Exercise details: Extract all records. Keep each one exact.

[start Task input]

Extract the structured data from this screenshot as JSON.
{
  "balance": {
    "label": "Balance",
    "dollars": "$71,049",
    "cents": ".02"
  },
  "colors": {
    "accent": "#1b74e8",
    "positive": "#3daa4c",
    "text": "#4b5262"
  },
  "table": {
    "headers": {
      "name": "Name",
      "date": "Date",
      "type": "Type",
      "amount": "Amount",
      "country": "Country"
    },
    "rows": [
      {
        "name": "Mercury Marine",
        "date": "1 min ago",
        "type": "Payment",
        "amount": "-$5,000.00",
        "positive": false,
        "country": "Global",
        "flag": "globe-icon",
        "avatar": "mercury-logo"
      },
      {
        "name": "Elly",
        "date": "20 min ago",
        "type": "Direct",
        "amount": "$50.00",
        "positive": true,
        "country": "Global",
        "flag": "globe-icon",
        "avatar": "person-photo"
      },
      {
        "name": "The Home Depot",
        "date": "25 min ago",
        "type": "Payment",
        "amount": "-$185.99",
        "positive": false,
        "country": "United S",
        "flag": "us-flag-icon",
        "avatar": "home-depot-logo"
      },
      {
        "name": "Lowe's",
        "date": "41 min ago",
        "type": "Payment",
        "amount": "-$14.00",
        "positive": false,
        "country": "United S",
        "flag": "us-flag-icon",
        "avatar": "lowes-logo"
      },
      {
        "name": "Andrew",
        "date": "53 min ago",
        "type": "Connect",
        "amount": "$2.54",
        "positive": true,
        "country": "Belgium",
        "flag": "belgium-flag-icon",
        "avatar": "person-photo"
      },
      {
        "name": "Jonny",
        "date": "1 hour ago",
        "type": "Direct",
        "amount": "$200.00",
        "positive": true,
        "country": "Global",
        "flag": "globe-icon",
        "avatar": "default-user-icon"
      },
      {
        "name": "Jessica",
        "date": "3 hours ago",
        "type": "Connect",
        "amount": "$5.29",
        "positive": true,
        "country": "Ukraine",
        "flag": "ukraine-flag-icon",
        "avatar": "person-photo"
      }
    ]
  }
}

[end Task input]

Task answer:
Extract the structured data from this screenshot as JSON.
{
  "balance": {
    "label": "Balance",
    "dollars": "$71,049",
    "cents": ".02"
  },
  "colors": {
    "accent": "#1b74e8",
    "positive": "#3daa4c",
    "text": "#4b5262"
  },
  "table": {
    "headers": {
      "name": "Name",
      "date": "Date",
      "type": "Type",
      "amount": "Amount",
      "country": "Country"
    },
    "rows": [
      {
        "name": "Mercury Marine",
        "date": "1 min ago",
        "type": "Payment",
        "amount": "-$5,000.00",
        "positive": false,
        "country": "Global",
        "flag": "globe-icon",
        "avatar": "mercury-logo"
      },
      {
        "name": "Elly",
        "date": "20 min ago",
        "type": "Direct",
        "amount": "$50.00",
        "positive": true,
        "country": "Global",
        "flag": "globe-icon",
        "avatar": "person-photo"
      },
      {
        "name": "The Home Depot",
        "date": "25 min ago",
        "type": "Payment",
        "amount": "-$185.99",
        "positive": false,
        "country": "United S",
        "flag": "us-flag-icon",
        "avatar": "home-depot-logo"
      },
      {
        "name": "Lowe's",
        "date": "41 min ago",
        "type": "Payment",
        "amount": "-$14.00",
        "positive": false,
        "country": "United S",
        "flag": "us-flag-icon",
        "avatar": "lowes-logo"
      },
      {
        "name": "Andrew",
        "date": "53 min ago",
        "type": "Connect",
        "amount": "$2.54",
        "positive": true,
        "country": "Belgium",
        "flag": "belgium-flag-icon",
        "avatar": "person-photo"
      },
      {
        "name": "Jonny",
        "date": "1 hour ago",
        "type": "Direct",
        "amount": "$200.00",
        "positive": true,
        "country": "Global",
        "flag": "globe-icon",
        "avatar": "default-user-icon"
      },
      {
        "name": "Jessica",
        "date": "3 hours ago",
        "type": "Connect",
        "amount": "$5.29",
        "positive": true,
        "country": "Ukraine",
        "flag": "ukraine-flag-icon",
        "avatar": "person-photo"
      }
    ]
  }
}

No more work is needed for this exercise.